[Figure data in JSON]
:::

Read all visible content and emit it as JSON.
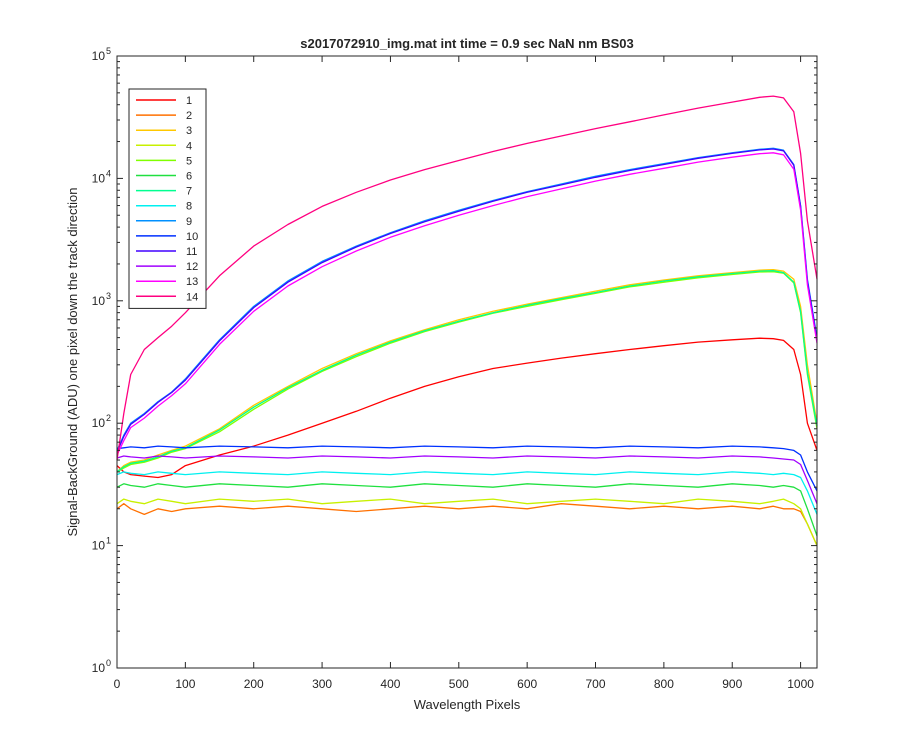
{
  "window": {
    "title": "s2017072910_img.mat int time = 0.9 sec  NaN nm BS03"
  },
  "chart_data": {
    "type": "line",
    "title": "s2017072910_img.mat int time = 0.9 sec  NaN nm BS03",
    "xlabel": "Wavelength Pixels",
    "ylabel": "Signal-BackGround (ADU) one pixel down the track direction",
    "xlim": [
      0,
      1024
    ],
    "ylim": [
      1,
      100000
    ],
    "yscale": "log",
    "grid": false,
    "legend_position": "top-left",
    "x_ticks": [
      0,
      100,
      200,
      300,
      400,
      500,
      600,
      700,
      800,
      900,
      1000
    ],
    "x_tick_labels": [
      "0",
      "100",
      "200",
      "300",
      "400",
      "500",
      "600",
      "700",
      "800",
      "900",
      "1000"
    ],
    "y_ticks": [
      1,
      10,
      100,
      1000,
      10000,
      100000
    ],
    "y_tick_base": "10",
    "y_tick_exponents": [
      "0",
      "1",
      "2",
      "3",
      "4",
      "5"
    ],
    "x": [
      0,
      10,
      20,
      40,
      60,
      80,
      100,
      150,
      200,
      250,
      300,
      350,
      400,
      450,
      500,
      550,
      600,
      650,
      700,
      750,
      800,
      850,
      900,
      940,
      960,
      975,
      990,
      1000,
      1010,
      1024
    ],
    "series": [
      {
        "name": "1",
        "color": "#ff0000",
        "values": [
          45,
          40,
          38,
          37,
          36,
          38,
          45,
          55,
          65,
          80,
          100,
          125,
          160,
          200,
          240,
          280,
          310,
          340,
          370,
          400,
          430,
          460,
          480,
          495,
          490,
          475,
          400,
          250,
          100,
          60
        ]
      },
      {
        "name": "2",
        "color": "#ff7000",
        "values": [
          20,
          22,
          20,
          18,
          20,
          19,
          20,
          21,
          20,
          21,
          20,
          19,
          20,
          21,
          20,
          21,
          20,
          22,
          21,
          20,
          21,
          20,
          21,
          20,
          21,
          20,
          20,
          19,
          15,
          10
        ]
      },
      {
        "name": "3",
        "color": "#ffc800",
        "values": [
          40,
          45,
          48,
          50,
          55,
          60,
          65,
          90,
          140,
          200,
          280,
          370,
          470,
          580,
          700,
          820,
          940,
          1060,
          1200,
          1350,
          1480,
          1600,
          1700,
          1780,
          1800,
          1750,
          1500,
          900,
          300,
          100
        ]
      },
      {
        "name": "4",
        "color": "#c8f000",
        "values": [
          22,
          24,
          23,
          22,
          24,
          23,
          22,
          24,
          23,
          24,
          22,
          23,
          24,
          22,
          23,
          24,
          22,
          23,
          24,
          23,
          22,
          24,
          23,
          22,
          23,
          24,
          22,
          20,
          15,
          10
        ]
      },
      {
        "name": "5",
        "color": "#80ff00",
        "values": [
          40,
          43,
          46,
          48,
          52,
          58,
          62,
          85,
          130,
          190,
          265,
          350,
          450,
          560,
          670,
          790,
          900,
          1020,
          1150,
          1300,
          1420,
          1540,
          1640,
          1720,
          1730,
          1680,
          1400,
          800,
          250,
          90
        ]
      },
      {
        "name": "6",
        "color": "#20e040",
        "values": [
          30,
          32,
          31,
          30,
          32,
          31,
          30,
          32,
          31,
          30,
          32,
          31,
          30,
          32,
          31,
          30,
          32,
          31,
          30,
          32,
          31,
          30,
          32,
          31,
          30,
          31,
          30,
          28,
          20,
          12
        ]
      },
      {
        "name": "7",
        "color": "#00ff90",
        "values": [
          40,
          44,
          47,
          49,
          53,
          59,
          63,
          88,
          135,
          195,
          270,
          360,
          460,
          570,
          680,
          800,
          920,
          1040,
          1170,
          1320,
          1450,
          1570,
          1670,
          1750,
          1760,
          1700,
          1420,
          820,
          260,
          95
        ]
      },
      {
        "name": "8",
        "color": "#00f0f0",
        "values": [
          38,
          40,
          39,
          38,
          40,
          39,
          38,
          40,
          39,
          38,
          40,
          39,
          38,
          40,
          39,
          38,
          40,
          39,
          38,
          40,
          39,
          38,
          40,
          39,
          38,
          39,
          38,
          36,
          28,
          18
        ]
      },
      {
        "name": "9",
        "color": "#0090ff",
        "values": [
          60,
          80,
          100,
          120,
          150,
          180,
          230,
          480,
          900,
          1450,
          2100,
          2800,
          3600,
          4500,
          5500,
          6600,
          7800,
          9000,
          10400,
          11800,
          13200,
          14800,
          16200,
          17300,
          17600,
          17000,
          13000,
          6000,
          1500,
          500
        ]
      },
      {
        "name": "10",
        "color": "#0030ff",
        "values": [
          62,
          63,
          64,
          63,
          65,
          64,
          63,
          65,
          64,
          63,
          65,
          64,
          63,
          65,
          64,
          63,
          65,
          64,
          63,
          65,
          64,
          63,
          65,
          64,
          63,
          62,
          60,
          55,
          40,
          28
        ]
      },
      {
        "name": "11",
        "color": "#4000ff",
        "values": [
          58,
          78,
          98,
          118,
          148,
          178,
          225,
          470,
          880,
          1420,
          2050,
          2750,
          3550,
          4420,
          5400,
          6500,
          7700,
          8850,
          10200,
          11600,
          13000,
          14600,
          16000,
          17100,
          17400,
          16800,
          12800,
          5900,
          1450,
          480
        ]
      },
      {
        "name": "12",
        "color": "#a000ff",
        "values": [
          52,
          54,
          53,
          52,
          54,
          53,
          52,
          54,
          53,
          52,
          54,
          53,
          52,
          54,
          53,
          52,
          54,
          53,
          52,
          54,
          53,
          52,
          54,
          53,
          52,
          51,
          50,
          46,
          34,
          22
        ]
      },
      {
        "name": "13",
        "color": "#ff00ff",
        "values": [
          55,
          72,
          92,
          110,
          138,
          168,
          210,
          440,
          820,
          1320,
          1900,
          2550,
          3300,
          4100,
          5000,
          6000,
          7100,
          8200,
          9500,
          10800,
          12100,
          13600,
          14900,
          15900,
          16200,
          15600,
          11900,
          5500,
          1350,
          450
        ]
      },
      {
        "name": "14",
        "color": "#ff0080",
        "values": [
          50,
          120,
          250,
          400,
          500,
          620,
          800,
          1600,
          2800,
          4200,
          5900,
          7700,
          9700,
          11800,
          14000,
          16600,
          19300,
          22200,
          25500,
          29000,
          33000,
          37500,
          42000,
          46000,
          47000,
          45500,
          35000,
          16000,
          4500,
          1500
        ]
      }
    ]
  }
}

:::

■ **Goal**
Look through the material and copy each line that has "time".

■ **Answer below**
    "title": "s2017072910_img.mat int time = 0.9 sec  NaN nm BS03"
    "title": "s2017072910_img.mat int time = 0.9 sec  NaN nm BS03",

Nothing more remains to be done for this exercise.